*Written task:* Write out every line of the entries below word for word, without changing anything.

*Entries supplied:*
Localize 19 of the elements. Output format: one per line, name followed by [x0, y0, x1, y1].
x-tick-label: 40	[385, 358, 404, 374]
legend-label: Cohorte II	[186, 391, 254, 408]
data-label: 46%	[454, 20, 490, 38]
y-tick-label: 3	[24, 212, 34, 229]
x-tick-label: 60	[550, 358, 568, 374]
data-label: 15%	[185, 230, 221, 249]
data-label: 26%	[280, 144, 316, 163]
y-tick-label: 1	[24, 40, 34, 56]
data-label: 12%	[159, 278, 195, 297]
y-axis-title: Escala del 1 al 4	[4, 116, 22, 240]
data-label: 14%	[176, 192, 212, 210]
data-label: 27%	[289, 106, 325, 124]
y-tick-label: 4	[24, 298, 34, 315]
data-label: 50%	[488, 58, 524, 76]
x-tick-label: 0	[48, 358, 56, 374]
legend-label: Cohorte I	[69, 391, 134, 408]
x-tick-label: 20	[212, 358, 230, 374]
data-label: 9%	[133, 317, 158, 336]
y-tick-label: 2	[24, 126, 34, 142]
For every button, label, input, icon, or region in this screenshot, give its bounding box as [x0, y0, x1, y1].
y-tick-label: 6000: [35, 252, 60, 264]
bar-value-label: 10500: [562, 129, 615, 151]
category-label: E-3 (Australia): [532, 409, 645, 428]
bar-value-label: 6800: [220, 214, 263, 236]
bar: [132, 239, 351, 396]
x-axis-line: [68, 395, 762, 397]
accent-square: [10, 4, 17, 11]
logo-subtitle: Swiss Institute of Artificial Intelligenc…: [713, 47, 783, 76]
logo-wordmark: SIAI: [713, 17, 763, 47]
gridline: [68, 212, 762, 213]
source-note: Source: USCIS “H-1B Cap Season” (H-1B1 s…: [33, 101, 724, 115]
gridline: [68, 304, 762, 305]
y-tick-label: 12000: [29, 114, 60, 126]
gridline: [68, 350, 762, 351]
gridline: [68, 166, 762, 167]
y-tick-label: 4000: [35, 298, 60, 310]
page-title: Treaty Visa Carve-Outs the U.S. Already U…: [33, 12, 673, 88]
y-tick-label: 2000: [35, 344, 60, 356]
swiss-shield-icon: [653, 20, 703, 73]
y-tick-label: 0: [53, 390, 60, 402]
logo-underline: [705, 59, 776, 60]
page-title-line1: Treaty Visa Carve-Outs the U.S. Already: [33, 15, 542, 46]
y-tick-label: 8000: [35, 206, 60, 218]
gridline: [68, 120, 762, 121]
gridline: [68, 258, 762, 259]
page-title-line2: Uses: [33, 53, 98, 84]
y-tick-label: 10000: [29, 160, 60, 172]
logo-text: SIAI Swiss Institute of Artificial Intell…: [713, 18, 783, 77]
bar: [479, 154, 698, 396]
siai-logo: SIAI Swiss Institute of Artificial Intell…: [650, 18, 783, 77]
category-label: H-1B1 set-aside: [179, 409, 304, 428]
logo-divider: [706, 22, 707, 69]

*Exercise solution:*
Localize 19 of the elements. Output format: one per line, name followed by [x0, y0, x1, y1].
x-tick-label: 40	[385, 358, 404, 374]
legend-label: Cohorte II	[186, 391, 254, 408]
data-label: 46%	[454, 20, 490, 38]
y-tick-label: 3	[24, 212, 34, 229]
x-tick-label: 60	[550, 358, 568, 374]
data-label: 15%	[185, 230, 221, 249]
data-label: 26%	[280, 144, 316, 163]
y-tick-label: 1	[24, 40, 34, 56]
data-label: 12%	[159, 278, 195, 297]
y-axis-title: Escala del 1 al 4	[4, 116, 22, 240]
data-label: 14%	[176, 192, 212, 210]
data-label: 27%	[289, 106, 325, 124]
y-tick-label: 4	[24, 298, 34, 315]
data-label: 50%	[488, 58, 524, 76]
x-tick-label: 0	[48, 358, 56, 374]
legend-label: Cohorte I	[69, 391, 134, 408]
x-tick-label: 20	[212, 358, 230, 374]
data-label: 9%	[133, 317, 158, 336]
y-tick-label: 2	[24, 126, 34, 142]
For every button, label, input, icon, or region in this screenshot, give its bounding box as [x0, y0, x1, y1].
y-tick-label: 6000: [35, 252, 60, 264]
bar-value-label: 10500: [562, 129, 615, 151]
category-label: E-3 (Australia): [532, 409, 645, 428]
bar-value-label: 6800: [220, 214, 263, 236]
bar: [132, 239, 351, 396]
x-axis-line: [68, 395, 762, 397]
accent-square: [10, 4, 17, 11]
logo-subtitle: Swiss Institute of Artificial Intelligenc…: [713, 47, 783, 76]
logo-wordmark: SIAI: [713, 17, 763, 47]
gridline: [68, 212, 762, 213]
source-note: Source: USCIS “H-1B Cap Season” (H-1B1 s…: [33, 101, 724, 115]
gridline: [68, 304, 762, 305]
y-tick-label: 12000: [29, 114, 60, 126]
gridline: [68, 350, 762, 351]
gridline: [68, 166, 762, 167]
y-tick-label: 4000: [35, 298, 60, 310]
page-title: Treaty Visa Carve-Outs the U.S. Already U…: [33, 12, 673, 88]
y-tick-label: 2000: [35, 344, 60, 356]
swiss-shield-icon: [653, 20, 703, 73]
y-tick-label: 0: [53, 390, 60, 402]
logo-underline: [705, 59, 776, 60]
page-title-line1: Treaty Visa Carve-Outs the U.S. Already: [33, 15, 542, 46]
y-tick-label: 8000: [35, 206, 60, 218]
gridline: [68, 120, 762, 121]
gridline: [68, 258, 762, 259]
page-title-line2: Uses: [33, 53, 98, 84]
y-tick-label: 10000: [29, 160, 60, 172]
logo-text: SIAI Swiss Institute of Artificial Intell…: [713, 18, 783, 77]
bar: [479, 154, 698, 396]
siai-logo: SIAI Swiss Institute of Artificial Intell…: [650, 18, 783, 77]
category-label: H-1B1 set-aside: [179, 409, 304, 428]
logo-divider: [706, 22, 707, 69]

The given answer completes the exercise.